* [TASK PROMPT] Rewrite everything in the article about athletes taking failed experimental drugs from "These unapproved chemical" down to "ingested by humans.", putting "test animals" in place of "laboratory animals".

Athletes only too happy to be 'lab rats'
Seeking an edge, some bodybuilders and cyclists buy failed experimental drugs
April 21, 2013|By Julie Deardorff, Chicago Tribune reporter
After discovering that a promising new drug caused multiple types of cancer in lab animals, the pharmaceutical company GlaxoSmithKline stopped developing the compound. But the failed experimental drug, called GW501516, is making a comeback in another arena. Though it's not approved for human use and likely never will be it's among dozens of unregulated research chemicals being used by competitive bodybuilders, cyclists and other elite athletes seeking an edge.
These unapproved chemical compounds are sold by companies that purport to offer the substances for use in scientific experiments, which is legal. The buyer must agree the drugs will be given only to laboratory animals or used for in vitro research and will never be ingested by humans.
Yet so many athletes are trying GW501516 that the World Anti-Doping Agency, an independent international body, last month took the rare step of warning "cheats" about side effects, citing "serious toxicities." In the last two weeks alone, five cyclists four from Costa Rica and one from Russia were provisionally suspended when tests revealed they had the drug in their systems.
On bodybuilding websites, it's easy to find joking, thinly veiled comments referring to users as "lab rats."
Some distributors of research chemicals openly advertise their products on bodybuilding sites and even sponsor chat boards and competitions.
"The 'research only' references are a 'wink-wink' kind of thing," said Lawrence Payne of the U.S. Drug Enforcement Administration. "We've seen about 200 new drugs flood the market over the last five years; most are unregulated, coming out of labs from China. It's the new frontier of drug enforcement."

* [EXTRACTED INFORMATION]
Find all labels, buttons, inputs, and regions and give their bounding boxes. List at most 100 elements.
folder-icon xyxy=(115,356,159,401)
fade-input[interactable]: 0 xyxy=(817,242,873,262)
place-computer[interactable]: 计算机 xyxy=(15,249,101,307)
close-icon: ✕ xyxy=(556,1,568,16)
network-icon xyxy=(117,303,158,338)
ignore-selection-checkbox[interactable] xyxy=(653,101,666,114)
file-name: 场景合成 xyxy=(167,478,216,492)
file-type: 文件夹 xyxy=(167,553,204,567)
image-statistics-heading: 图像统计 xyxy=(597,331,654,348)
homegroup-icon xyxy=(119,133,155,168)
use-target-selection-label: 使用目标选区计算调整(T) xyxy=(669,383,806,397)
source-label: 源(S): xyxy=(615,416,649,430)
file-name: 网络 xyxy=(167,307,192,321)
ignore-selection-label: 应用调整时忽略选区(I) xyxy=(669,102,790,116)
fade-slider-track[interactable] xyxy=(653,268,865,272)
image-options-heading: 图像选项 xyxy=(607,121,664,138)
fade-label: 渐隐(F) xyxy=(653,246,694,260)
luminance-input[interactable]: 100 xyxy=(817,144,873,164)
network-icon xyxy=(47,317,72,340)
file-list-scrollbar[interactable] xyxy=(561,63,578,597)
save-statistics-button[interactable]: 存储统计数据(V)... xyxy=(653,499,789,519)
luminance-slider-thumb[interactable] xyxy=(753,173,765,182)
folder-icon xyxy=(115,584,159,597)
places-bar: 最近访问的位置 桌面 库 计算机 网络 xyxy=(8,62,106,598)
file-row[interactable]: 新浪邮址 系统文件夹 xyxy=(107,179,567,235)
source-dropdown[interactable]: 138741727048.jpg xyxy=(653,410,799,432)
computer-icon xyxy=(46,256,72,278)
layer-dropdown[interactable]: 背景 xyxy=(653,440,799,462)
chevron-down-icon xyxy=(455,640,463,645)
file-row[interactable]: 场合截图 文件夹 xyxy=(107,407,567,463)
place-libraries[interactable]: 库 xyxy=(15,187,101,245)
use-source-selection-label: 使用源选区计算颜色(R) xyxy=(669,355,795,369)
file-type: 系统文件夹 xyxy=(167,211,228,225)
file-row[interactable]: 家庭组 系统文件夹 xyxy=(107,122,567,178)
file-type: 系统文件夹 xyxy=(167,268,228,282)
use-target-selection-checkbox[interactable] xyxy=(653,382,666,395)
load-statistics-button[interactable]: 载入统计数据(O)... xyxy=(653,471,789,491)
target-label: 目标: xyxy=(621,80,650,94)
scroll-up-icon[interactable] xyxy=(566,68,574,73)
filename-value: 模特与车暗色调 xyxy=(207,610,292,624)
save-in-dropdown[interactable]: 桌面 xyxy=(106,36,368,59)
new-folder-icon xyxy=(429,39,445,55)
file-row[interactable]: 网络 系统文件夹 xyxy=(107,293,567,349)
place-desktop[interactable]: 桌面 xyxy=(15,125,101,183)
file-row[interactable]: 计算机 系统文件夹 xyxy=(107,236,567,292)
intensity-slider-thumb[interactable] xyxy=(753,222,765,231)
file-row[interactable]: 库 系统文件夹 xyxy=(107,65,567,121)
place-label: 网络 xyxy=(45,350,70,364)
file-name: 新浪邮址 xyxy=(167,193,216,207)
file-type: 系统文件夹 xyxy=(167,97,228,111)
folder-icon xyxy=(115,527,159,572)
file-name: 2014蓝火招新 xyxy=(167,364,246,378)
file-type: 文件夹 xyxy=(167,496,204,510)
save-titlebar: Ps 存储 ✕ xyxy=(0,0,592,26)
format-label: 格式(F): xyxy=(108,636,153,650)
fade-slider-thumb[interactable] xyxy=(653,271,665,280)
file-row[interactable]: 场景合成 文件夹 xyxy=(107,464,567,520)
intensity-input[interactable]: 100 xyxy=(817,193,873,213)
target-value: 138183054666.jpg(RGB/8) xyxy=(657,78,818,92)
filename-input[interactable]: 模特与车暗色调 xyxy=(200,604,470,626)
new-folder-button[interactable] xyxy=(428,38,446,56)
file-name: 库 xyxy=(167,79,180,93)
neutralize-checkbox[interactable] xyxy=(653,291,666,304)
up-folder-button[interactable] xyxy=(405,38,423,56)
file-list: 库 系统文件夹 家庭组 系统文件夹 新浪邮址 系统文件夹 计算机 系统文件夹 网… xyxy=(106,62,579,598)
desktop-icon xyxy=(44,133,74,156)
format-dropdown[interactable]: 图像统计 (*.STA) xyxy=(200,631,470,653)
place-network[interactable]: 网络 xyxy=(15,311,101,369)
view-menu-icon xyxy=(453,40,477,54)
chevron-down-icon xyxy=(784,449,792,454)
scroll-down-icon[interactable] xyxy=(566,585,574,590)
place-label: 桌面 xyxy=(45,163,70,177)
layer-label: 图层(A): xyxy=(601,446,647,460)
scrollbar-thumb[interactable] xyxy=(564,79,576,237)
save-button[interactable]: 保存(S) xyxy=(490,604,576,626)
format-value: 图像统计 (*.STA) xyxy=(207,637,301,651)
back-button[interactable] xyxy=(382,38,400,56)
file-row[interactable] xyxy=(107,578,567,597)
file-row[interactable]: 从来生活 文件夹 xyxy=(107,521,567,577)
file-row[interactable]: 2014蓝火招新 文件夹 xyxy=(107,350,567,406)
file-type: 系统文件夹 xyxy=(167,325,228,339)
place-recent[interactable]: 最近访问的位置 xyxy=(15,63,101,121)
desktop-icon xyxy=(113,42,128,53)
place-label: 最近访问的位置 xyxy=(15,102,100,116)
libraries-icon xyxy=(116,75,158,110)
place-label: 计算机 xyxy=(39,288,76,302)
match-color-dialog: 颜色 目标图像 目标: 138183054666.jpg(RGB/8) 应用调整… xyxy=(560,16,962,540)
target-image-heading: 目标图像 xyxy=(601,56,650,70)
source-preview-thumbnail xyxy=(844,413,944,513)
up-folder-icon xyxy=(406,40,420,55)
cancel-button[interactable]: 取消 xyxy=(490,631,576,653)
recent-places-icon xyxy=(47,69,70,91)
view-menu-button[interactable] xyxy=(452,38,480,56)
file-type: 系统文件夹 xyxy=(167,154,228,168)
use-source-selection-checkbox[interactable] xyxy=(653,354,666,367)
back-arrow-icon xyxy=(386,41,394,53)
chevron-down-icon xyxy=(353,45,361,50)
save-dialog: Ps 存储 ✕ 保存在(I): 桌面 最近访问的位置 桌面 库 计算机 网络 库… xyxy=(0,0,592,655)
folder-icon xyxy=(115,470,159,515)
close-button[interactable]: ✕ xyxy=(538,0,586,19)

* [TASK OUTPUT]
These unapproved chemical compounds are sold by companies that purport to offer the substances for use in scientific experiments, which is legal. The buyer must agree the drugs will be given only to test animals or used for in vitro research and will never be ingested by humans.